### DATASET EXCERPTS
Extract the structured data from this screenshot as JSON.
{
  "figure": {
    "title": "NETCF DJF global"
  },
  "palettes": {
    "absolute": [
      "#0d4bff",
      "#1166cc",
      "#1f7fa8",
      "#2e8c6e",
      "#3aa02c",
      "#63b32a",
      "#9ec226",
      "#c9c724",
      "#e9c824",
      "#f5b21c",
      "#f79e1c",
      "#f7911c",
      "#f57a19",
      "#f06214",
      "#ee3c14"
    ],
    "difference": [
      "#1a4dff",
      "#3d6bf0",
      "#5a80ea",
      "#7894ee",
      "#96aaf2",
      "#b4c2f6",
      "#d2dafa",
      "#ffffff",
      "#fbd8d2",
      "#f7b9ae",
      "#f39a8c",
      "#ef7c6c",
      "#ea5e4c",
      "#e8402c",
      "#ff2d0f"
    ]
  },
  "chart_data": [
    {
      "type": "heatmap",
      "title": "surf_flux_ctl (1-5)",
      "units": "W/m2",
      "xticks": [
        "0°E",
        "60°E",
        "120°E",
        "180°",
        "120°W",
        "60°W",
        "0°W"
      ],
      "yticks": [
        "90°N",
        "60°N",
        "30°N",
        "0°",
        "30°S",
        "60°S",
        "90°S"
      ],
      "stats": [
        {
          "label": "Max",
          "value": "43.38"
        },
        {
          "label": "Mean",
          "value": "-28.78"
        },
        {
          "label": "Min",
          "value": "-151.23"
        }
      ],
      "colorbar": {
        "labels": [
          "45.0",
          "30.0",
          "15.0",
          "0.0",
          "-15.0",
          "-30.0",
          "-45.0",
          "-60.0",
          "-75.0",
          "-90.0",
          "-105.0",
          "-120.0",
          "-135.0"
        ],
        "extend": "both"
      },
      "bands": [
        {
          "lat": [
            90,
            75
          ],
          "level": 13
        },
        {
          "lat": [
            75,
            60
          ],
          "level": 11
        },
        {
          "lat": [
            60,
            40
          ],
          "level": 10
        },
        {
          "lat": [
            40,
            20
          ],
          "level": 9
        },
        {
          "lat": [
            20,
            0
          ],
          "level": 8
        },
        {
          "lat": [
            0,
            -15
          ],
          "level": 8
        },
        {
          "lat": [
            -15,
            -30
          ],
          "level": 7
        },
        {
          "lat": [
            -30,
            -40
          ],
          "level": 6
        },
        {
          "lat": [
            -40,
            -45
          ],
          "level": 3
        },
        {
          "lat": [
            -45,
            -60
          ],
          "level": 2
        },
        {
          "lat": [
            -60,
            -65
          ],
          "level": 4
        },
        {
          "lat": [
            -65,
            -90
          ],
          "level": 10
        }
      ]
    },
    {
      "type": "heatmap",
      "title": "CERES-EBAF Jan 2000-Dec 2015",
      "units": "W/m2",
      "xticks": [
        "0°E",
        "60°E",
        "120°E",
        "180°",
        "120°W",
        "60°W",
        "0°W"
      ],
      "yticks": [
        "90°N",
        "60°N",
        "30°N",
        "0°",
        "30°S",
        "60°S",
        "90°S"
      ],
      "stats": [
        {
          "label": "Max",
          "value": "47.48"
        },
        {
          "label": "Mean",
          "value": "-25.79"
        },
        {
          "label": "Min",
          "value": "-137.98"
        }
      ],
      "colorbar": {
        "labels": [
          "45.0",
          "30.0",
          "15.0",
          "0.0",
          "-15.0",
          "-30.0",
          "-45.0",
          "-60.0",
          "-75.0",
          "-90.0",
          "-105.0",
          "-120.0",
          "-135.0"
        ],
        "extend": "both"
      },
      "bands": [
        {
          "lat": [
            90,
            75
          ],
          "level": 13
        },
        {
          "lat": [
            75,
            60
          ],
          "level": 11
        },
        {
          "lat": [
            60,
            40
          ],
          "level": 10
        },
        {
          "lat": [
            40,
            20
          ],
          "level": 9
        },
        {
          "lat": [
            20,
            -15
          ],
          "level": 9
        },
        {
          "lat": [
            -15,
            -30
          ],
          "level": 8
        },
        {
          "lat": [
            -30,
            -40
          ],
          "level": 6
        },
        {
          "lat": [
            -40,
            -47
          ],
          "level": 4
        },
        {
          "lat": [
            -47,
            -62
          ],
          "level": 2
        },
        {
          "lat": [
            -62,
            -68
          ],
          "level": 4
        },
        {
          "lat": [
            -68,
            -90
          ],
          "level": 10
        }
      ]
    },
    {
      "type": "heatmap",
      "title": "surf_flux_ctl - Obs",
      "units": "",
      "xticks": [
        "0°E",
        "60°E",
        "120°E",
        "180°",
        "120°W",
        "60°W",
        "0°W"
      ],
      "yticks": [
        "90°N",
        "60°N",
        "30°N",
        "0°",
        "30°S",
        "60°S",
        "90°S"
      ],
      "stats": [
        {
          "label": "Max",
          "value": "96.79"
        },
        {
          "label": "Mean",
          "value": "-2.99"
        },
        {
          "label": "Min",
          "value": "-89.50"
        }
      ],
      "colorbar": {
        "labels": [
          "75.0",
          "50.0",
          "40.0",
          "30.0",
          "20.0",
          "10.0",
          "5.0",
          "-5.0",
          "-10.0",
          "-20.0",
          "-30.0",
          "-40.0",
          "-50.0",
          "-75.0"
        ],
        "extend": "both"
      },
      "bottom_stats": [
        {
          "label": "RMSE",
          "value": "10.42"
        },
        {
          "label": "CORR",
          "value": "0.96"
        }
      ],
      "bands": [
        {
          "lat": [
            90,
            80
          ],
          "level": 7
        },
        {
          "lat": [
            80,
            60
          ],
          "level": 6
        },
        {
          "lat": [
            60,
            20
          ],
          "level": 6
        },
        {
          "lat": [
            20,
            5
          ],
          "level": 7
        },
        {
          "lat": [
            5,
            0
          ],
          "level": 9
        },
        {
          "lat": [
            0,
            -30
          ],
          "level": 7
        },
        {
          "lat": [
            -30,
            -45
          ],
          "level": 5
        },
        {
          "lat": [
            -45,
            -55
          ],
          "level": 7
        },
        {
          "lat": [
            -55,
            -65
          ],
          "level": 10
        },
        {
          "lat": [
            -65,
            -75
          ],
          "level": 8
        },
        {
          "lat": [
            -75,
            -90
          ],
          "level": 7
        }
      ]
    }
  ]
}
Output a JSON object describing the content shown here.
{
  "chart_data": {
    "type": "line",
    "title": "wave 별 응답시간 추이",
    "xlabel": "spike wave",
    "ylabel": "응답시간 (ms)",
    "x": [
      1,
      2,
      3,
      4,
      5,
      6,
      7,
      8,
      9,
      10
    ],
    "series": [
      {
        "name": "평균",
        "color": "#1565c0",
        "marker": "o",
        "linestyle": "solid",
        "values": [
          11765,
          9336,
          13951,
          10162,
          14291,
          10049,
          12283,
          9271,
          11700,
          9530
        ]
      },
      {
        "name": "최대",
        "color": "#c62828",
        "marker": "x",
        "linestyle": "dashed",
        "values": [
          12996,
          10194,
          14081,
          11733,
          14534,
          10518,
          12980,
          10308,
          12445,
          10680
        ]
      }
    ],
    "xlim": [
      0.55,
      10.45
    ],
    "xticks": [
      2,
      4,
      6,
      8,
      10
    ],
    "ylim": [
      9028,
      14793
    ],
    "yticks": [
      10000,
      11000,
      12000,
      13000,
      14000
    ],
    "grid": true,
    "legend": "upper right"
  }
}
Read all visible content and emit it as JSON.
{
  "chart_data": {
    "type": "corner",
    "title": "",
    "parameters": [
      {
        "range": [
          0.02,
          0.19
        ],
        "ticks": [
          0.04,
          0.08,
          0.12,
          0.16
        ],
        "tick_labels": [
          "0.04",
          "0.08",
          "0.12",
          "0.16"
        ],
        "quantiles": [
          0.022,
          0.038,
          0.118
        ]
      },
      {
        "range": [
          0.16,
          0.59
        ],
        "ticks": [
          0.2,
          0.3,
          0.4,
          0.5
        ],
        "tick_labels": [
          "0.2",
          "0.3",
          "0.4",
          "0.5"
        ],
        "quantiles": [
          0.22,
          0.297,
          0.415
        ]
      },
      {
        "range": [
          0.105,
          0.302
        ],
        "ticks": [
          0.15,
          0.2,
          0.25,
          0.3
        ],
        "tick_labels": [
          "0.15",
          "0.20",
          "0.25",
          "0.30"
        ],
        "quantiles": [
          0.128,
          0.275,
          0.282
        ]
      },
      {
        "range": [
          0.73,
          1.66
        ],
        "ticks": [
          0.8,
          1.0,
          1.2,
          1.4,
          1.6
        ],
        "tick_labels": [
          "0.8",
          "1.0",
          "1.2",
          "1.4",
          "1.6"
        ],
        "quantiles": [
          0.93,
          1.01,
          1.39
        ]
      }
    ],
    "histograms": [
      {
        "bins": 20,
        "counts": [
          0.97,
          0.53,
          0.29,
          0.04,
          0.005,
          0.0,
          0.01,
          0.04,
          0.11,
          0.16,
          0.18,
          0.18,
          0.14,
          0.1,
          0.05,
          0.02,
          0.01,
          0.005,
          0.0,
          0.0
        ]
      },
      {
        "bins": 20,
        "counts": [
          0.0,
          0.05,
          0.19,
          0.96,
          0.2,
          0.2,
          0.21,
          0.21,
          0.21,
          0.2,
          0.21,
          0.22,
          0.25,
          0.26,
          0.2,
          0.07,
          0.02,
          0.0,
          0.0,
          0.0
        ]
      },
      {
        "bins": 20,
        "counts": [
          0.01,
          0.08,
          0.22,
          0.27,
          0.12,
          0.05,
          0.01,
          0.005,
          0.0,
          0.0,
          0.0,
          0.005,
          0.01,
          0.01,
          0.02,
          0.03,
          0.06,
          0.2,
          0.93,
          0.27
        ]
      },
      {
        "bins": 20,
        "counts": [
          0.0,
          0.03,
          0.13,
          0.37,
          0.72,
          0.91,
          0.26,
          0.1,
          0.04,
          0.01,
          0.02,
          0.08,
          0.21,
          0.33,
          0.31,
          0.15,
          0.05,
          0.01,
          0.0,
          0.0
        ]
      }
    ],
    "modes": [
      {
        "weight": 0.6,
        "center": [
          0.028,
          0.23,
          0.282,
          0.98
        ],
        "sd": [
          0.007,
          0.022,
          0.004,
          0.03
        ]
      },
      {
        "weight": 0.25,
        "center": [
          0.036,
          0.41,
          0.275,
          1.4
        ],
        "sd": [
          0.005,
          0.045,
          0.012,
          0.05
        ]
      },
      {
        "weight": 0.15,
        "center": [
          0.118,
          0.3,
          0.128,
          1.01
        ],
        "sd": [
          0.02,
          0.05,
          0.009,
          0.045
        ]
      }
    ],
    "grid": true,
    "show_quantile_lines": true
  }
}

### YOUR OBJECTIVE
Review the preceding data and report every line that includes the string "content".

### CORRECT OUTPUT
Output a JSON object describing the content shown here.
Read all visible content and emit it as JSON.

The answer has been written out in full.